╭─ Stored records

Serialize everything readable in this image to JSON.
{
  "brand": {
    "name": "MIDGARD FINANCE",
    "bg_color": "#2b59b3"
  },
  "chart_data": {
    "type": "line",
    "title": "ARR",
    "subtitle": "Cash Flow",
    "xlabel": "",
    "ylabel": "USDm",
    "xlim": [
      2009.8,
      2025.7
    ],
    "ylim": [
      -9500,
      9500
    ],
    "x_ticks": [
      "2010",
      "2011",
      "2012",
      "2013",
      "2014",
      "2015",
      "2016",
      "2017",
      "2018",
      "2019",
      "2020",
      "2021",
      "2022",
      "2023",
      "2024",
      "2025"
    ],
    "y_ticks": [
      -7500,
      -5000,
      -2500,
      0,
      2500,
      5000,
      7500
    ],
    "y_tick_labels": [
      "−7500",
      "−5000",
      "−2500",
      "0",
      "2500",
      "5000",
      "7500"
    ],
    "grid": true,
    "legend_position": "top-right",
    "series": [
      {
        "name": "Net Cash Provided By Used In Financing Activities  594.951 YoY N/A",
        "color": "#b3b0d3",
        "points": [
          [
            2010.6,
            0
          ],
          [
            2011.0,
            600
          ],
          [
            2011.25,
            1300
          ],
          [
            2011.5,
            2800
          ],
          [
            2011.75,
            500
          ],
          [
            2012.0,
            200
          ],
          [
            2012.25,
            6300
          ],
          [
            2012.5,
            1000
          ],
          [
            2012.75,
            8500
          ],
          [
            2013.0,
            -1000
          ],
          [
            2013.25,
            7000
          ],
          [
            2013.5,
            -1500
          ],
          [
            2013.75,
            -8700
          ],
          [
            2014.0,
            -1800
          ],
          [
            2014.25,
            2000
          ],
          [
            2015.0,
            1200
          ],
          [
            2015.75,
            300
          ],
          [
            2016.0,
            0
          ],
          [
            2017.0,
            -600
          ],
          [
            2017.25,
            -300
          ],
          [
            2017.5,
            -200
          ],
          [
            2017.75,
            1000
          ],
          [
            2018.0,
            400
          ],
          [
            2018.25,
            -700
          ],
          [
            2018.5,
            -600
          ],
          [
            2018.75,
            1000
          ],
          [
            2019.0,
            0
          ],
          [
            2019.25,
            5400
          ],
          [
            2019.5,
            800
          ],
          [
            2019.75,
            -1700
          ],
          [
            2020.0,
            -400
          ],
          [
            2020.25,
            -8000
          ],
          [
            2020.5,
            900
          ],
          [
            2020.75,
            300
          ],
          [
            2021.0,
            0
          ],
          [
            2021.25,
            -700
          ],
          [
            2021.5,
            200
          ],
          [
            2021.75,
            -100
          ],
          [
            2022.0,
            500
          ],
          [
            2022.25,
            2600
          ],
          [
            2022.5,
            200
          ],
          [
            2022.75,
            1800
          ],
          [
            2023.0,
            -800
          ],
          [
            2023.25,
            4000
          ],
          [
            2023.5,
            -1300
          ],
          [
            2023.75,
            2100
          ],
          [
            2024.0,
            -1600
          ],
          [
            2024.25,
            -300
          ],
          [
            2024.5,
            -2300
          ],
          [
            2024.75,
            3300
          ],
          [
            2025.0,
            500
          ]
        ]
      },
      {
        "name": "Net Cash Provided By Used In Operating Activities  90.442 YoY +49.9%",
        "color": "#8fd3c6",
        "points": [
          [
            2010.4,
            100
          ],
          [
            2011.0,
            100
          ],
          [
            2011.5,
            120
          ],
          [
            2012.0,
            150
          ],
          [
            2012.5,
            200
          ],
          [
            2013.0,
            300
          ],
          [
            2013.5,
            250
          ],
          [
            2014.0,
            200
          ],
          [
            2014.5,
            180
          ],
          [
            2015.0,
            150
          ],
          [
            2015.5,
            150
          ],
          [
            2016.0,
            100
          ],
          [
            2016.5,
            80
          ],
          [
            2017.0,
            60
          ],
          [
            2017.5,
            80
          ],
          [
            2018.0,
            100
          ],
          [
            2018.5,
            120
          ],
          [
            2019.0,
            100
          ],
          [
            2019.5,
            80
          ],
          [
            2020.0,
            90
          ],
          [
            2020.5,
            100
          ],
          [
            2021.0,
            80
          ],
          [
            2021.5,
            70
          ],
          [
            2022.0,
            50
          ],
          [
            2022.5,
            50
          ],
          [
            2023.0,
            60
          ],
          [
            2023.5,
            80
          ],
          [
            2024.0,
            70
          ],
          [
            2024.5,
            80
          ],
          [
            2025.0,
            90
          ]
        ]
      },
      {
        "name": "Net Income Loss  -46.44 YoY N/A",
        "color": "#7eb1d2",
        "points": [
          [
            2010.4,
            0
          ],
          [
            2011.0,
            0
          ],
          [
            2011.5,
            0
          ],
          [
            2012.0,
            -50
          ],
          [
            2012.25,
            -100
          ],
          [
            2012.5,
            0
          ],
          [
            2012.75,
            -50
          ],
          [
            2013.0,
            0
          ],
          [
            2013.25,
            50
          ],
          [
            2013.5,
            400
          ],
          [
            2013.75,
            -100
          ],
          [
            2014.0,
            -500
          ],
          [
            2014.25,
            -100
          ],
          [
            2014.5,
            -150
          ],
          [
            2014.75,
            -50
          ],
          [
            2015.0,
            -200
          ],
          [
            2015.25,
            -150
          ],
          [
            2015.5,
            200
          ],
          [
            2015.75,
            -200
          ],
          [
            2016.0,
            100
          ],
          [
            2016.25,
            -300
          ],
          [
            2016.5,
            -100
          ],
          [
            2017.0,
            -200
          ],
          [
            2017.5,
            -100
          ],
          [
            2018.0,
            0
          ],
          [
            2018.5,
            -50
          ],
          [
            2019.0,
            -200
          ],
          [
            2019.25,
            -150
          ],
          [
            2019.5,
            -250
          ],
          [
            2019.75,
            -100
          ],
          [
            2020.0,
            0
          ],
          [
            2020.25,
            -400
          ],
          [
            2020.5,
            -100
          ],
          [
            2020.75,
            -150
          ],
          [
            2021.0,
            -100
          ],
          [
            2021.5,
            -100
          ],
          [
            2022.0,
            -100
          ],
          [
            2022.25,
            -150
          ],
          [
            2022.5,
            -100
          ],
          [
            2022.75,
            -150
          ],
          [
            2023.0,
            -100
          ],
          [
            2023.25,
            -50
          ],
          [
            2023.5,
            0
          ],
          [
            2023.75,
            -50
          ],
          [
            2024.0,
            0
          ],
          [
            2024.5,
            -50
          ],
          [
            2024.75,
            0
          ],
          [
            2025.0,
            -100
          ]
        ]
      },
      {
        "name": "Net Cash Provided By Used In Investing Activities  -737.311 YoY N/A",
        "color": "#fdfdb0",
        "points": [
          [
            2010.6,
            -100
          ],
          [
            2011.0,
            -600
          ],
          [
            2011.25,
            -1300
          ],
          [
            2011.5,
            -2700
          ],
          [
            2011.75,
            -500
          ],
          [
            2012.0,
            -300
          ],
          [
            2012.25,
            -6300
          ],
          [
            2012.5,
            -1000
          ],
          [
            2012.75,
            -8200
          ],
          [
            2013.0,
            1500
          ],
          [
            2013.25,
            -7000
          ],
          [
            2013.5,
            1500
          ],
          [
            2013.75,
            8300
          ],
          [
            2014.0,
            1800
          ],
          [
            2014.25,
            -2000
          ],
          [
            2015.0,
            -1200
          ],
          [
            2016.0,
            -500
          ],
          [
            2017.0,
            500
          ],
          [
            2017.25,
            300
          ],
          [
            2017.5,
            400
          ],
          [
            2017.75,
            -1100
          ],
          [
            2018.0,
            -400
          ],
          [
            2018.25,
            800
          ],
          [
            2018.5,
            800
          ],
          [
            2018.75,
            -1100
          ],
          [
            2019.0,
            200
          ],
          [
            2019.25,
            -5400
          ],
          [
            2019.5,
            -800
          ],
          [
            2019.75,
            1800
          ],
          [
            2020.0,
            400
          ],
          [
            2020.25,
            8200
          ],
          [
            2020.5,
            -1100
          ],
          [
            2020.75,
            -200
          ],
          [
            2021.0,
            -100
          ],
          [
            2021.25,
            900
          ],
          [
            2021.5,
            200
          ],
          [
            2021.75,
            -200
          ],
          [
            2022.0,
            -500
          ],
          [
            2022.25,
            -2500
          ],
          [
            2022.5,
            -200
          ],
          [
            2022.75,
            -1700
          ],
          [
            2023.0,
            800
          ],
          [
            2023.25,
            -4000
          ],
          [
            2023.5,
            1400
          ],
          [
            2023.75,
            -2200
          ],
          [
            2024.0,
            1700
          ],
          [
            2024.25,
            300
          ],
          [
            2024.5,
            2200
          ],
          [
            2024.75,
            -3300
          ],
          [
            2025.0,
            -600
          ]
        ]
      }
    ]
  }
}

╰─

Select all lines with the word "name" from the entries above.

● **The answer**:
    "name": "MIDGARD FINANCE",
        "name": "Net Cash Provided By Used In Financing Activities  594.951 YoY N/A",
        "name": "Net Cash Provided By Used In Operating Activities  90.442 YoY +49.9%",
        "name": "Net Income Loss  -46.44 YoY N/A",
        "name": "Net Cash Provided By Used In Investing Activities  -737.311 YoY N/A",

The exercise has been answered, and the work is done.